- _Directive_:
Return each line of the records with nothing changed, pictures excepted.

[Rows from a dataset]
▬▬▬

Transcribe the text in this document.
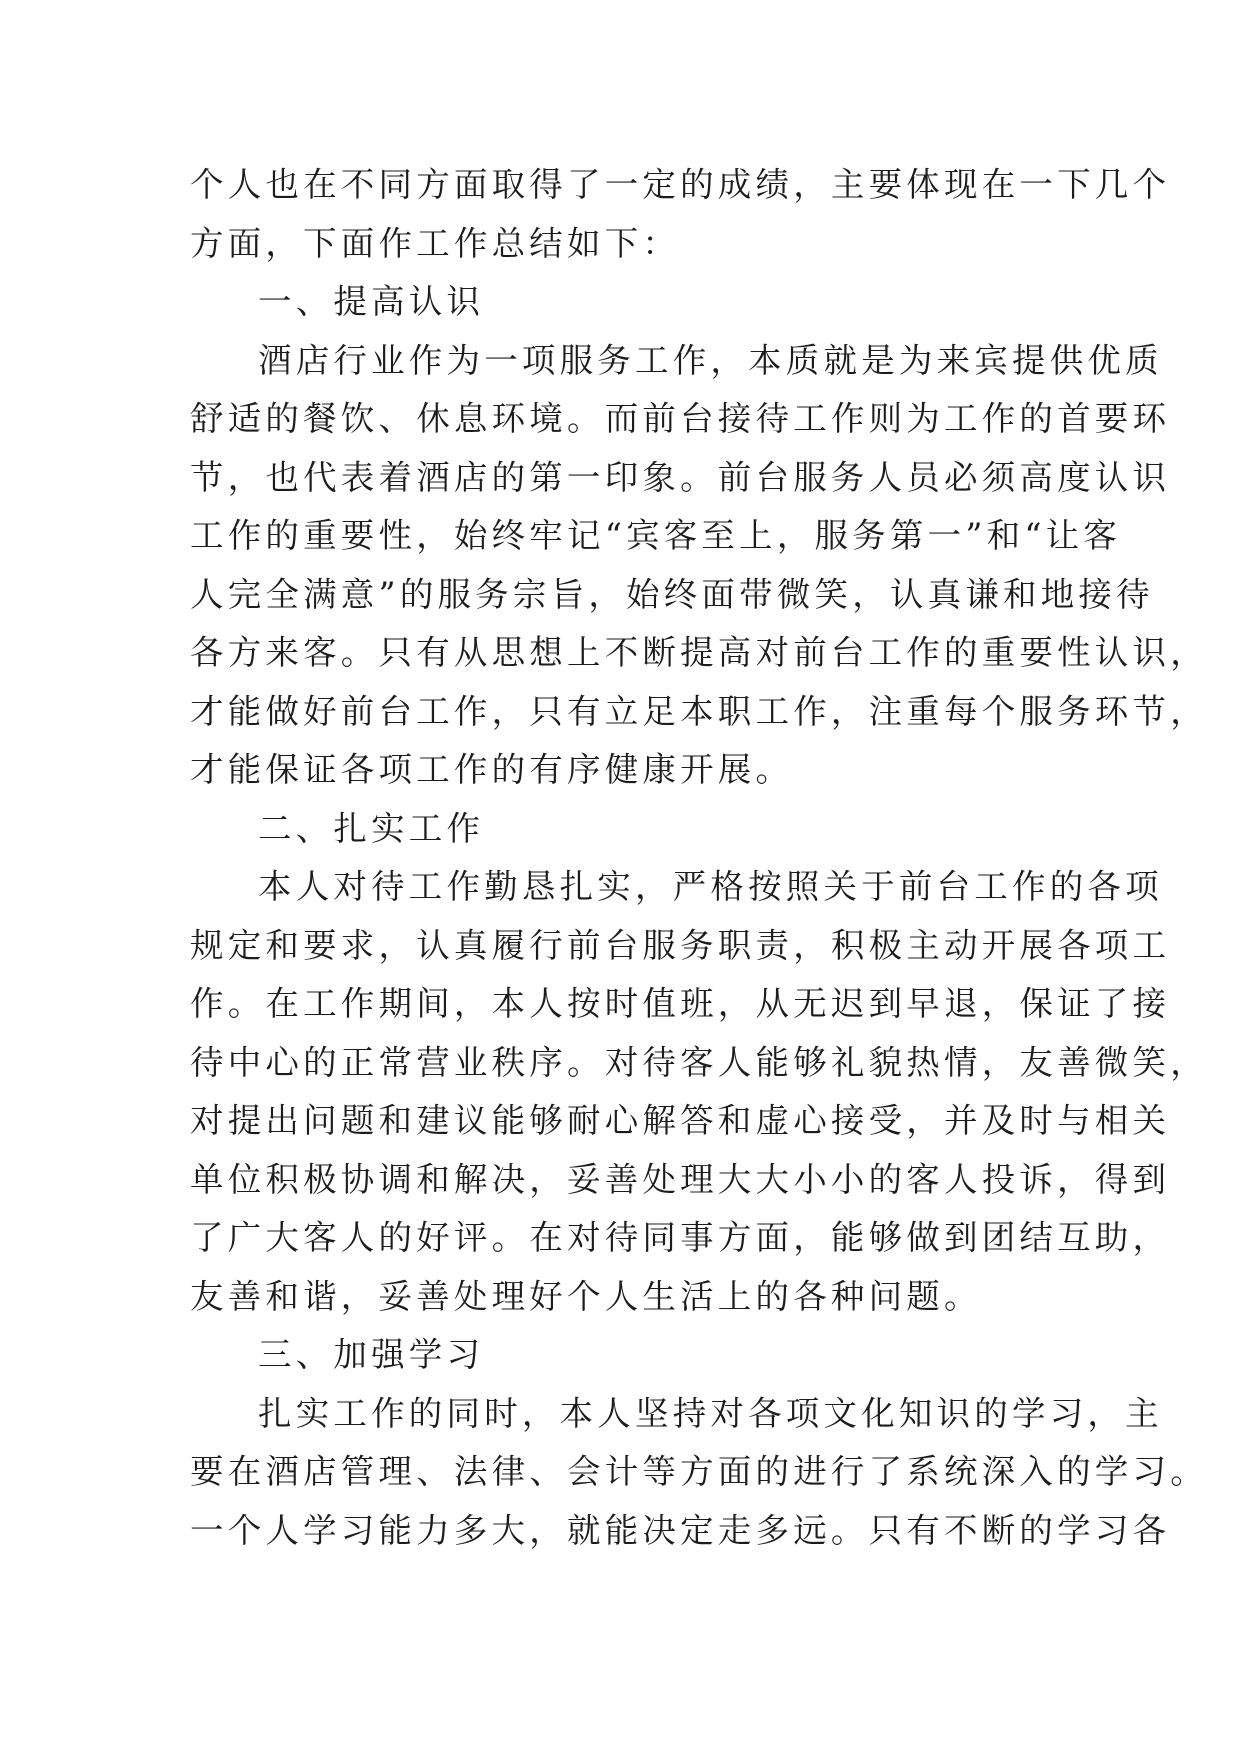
个人也在不同方面取得了一定的成绩，主要体现在一下几个
方面，下面作工作总结如下：
一、提高认识
酒店行业作为一项服务工作，本质就是为来宾提供优质
舒适的餐饮、休息环境。而前台接待工作则为工作的首要环
节，也代表着酒店的第一印象。前台服务人员必须高度认识
工作的重要性，始终牢记“宾客至上，服务第一”和“让客
人完全满意”的服务宗旨，始终面带微笑，认真谦和地接待
各方来客。只有从思想上不断提高对前台工作的重要性认识，
才能做好前台工作，只有立足本职工作，注重每个服务环节，
才能保证各项工作的有序健康开展。
二、扎实工作
本人对待工作勤恳扎实，严格按照关于前台工作的各项
规定和要求，认真履行前台服务职责，积极主动开展各项工
作。在工作期间，本人按时值班，从无迟到早退，保证了接
待中心的正常营业秩序。对待客人能够礼貌热情，友善微笑，
对提出问题和建议能够耐心解答和虚心接受，并及时与相关
单位积极协调和解决，妥善处理大大小小的客人投诉，得到
了广大客人的好评。在对待同事方面，能够做到团结互助，
友善和谐，妥善处理好个人生活上的各种问题。
三、加强学习
扎实工作的同时，本人坚持对各项文化知识的学习，主
要在酒店管理、法律、会计等方面的进行了系统深入的学习。
一个人学习能力多大，就能决定走多远。只有不断的学习各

▬▬▬

- _Task result_:
Transcribe the text in this document.
个人也在不同方面取得了一定的成绩，主要体现在一下几个
方面，下面作工作总结如下：
一、提高认识
酒店行业作为一项服务工作，本质就是为来宾提供优质
舒适的餐饮、休息环境。而前台接待工作则为工作的首要环
节，也代表着酒店的第一印象。前台服务人员必须高度认识
工作的重要性，始终牢记“宾客至上，服务第一”和“让客
人完全满意”的服务宗旨，始终面带微笑，认真谦和地接待
各方来客。只有从思想上不断提高对前台工作的重要性认识，
才能做好前台工作，只有立足本职工作，注重每个服务环节，
才能保证各项工作的有序健康开展。
二、扎实工作
本人对待工作勤恳扎实，严格按照关于前台工作的各项
规定和要求，认真履行前台服务职责，积极主动开展各项工
作。在工作期间，本人按时值班，从无迟到早退，保证了接
待中心的正常营业秩序。对待客人能够礼貌热情，友善微笑，
对提出问题和建议能够耐心解答和虚心接受，并及时与相关
单位积极协调和解决，妥善处理大大小小的客人投诉，得到
了广大客人的好评。在对待同事方面，能够做到团结互助，
友善和谐，妥善处理好个人生活上的各种问题。
三、加强学习
扎实工作的同时，本人坚持对各项文化知识的学习，主
要在酒店管理、法律、会计等方面的进行了系统深入的学习。
一个人学习能力多大，就能决定走多远。只有不断的学习各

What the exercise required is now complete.